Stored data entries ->
────────

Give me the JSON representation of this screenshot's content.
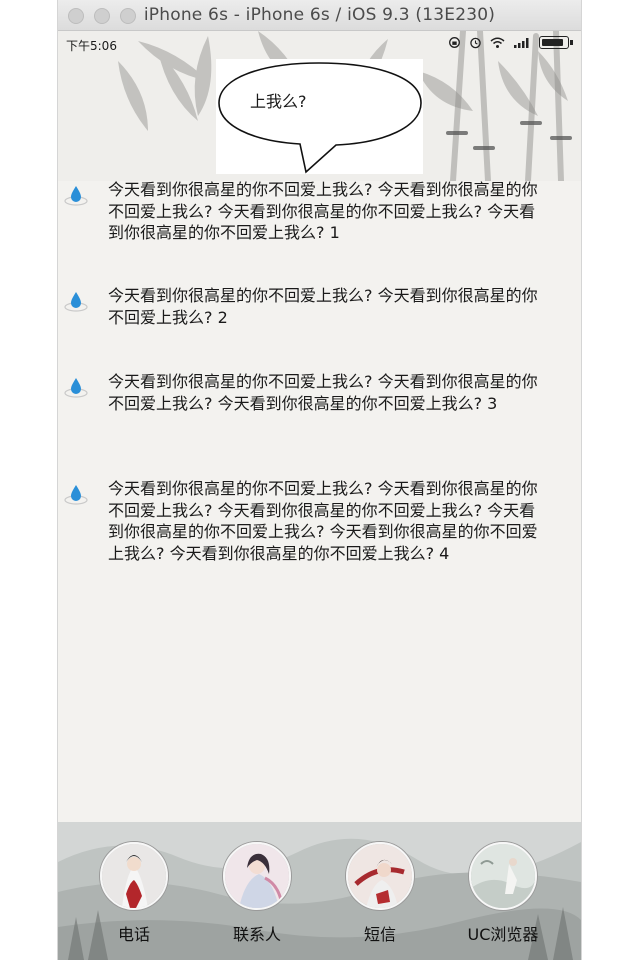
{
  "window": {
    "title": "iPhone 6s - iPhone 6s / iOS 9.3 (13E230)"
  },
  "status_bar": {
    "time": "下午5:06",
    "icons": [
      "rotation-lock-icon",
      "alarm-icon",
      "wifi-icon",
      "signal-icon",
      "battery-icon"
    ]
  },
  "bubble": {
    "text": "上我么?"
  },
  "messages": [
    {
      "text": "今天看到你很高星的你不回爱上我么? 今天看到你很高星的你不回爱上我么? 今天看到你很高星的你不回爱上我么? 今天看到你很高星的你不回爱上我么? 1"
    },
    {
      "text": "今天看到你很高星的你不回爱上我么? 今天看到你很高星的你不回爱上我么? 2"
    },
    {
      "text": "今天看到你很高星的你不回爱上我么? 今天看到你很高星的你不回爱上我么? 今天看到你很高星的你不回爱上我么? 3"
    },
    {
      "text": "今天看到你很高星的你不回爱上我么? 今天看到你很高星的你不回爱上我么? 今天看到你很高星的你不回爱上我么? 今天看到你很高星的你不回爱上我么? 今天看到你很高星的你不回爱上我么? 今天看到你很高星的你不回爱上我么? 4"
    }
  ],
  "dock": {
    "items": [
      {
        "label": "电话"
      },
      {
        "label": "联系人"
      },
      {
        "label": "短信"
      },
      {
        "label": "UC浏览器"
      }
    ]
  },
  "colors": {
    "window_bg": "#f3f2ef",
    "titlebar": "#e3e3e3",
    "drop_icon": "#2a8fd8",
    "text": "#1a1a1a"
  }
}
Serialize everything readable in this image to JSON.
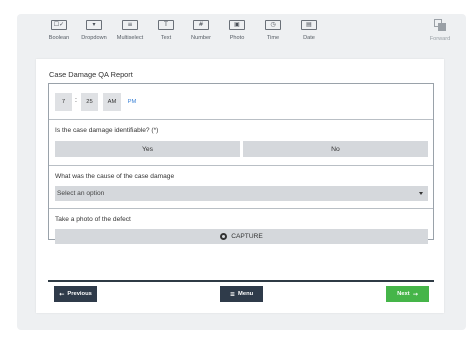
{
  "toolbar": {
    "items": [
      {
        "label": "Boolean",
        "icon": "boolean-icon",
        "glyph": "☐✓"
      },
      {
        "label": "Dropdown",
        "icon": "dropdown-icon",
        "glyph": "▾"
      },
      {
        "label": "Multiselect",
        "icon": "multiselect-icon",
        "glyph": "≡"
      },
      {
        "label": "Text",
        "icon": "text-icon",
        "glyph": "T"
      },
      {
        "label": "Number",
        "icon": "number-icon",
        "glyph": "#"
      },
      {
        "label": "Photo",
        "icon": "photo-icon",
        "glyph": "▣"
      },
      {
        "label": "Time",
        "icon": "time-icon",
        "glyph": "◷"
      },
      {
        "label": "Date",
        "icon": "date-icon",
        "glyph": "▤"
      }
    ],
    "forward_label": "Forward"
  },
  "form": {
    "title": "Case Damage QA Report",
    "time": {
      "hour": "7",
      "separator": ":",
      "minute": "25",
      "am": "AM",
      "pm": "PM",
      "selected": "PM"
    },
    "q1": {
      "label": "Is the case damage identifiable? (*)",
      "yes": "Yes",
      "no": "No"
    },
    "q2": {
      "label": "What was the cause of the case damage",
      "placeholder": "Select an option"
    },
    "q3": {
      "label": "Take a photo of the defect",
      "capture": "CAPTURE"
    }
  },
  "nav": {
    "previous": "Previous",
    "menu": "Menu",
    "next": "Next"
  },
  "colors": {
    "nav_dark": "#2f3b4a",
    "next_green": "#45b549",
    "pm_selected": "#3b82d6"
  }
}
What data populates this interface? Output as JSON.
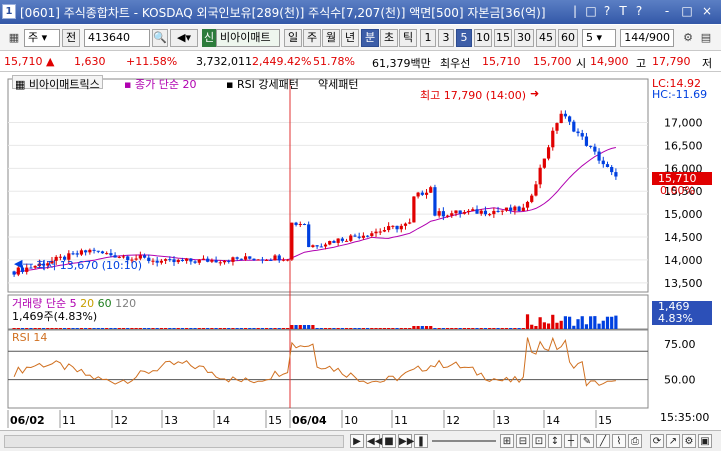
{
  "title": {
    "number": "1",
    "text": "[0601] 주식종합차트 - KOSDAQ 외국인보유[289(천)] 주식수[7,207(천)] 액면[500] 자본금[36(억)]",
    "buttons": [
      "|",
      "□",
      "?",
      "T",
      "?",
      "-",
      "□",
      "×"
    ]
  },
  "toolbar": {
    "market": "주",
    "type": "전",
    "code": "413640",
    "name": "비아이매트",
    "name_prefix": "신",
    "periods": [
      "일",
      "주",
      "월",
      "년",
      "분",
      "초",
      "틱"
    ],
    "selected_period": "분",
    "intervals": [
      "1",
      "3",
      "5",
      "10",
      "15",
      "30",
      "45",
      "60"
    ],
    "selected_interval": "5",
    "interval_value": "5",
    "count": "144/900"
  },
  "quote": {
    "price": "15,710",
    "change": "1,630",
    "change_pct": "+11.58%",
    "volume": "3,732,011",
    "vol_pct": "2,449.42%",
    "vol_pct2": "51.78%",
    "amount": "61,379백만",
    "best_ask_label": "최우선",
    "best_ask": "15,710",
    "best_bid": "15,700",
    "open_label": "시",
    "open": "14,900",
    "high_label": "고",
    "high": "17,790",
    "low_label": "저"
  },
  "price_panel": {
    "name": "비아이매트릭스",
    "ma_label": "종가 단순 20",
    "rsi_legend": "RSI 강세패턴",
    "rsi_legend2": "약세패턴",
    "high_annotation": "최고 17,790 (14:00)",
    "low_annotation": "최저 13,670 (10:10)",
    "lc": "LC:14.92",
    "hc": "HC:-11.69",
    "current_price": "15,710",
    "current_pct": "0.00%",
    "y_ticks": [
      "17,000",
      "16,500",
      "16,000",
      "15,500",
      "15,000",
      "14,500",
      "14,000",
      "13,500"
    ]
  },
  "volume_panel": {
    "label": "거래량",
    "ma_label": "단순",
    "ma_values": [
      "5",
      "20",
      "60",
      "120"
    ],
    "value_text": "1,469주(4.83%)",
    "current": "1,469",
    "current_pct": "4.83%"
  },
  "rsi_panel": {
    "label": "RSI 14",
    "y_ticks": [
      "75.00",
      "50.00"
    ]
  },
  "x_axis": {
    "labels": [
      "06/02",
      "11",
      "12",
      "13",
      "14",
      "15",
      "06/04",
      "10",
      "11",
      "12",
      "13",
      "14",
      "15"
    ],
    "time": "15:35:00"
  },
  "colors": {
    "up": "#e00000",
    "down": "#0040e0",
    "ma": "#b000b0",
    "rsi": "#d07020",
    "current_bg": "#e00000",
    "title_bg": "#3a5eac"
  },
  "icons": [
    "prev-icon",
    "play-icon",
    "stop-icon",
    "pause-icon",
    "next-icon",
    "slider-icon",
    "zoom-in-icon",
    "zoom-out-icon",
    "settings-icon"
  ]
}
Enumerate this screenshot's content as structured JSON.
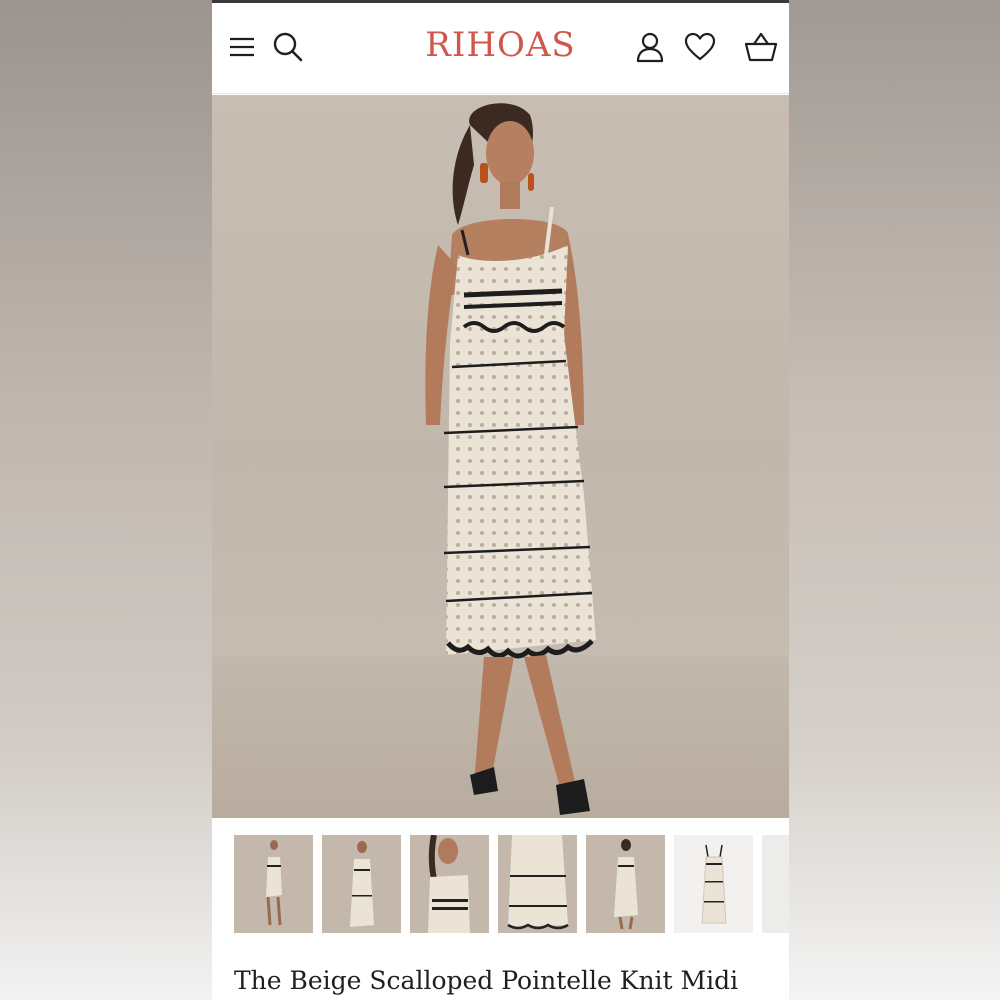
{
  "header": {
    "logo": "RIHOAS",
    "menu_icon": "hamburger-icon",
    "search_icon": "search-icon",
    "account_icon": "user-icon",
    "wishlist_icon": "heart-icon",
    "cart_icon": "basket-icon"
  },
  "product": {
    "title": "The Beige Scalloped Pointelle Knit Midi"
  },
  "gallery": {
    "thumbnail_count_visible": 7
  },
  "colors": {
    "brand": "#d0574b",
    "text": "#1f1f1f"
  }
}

────────

Return the number of lines that include the word "glyph", and nothing else.

TASK SOLUTION -> 8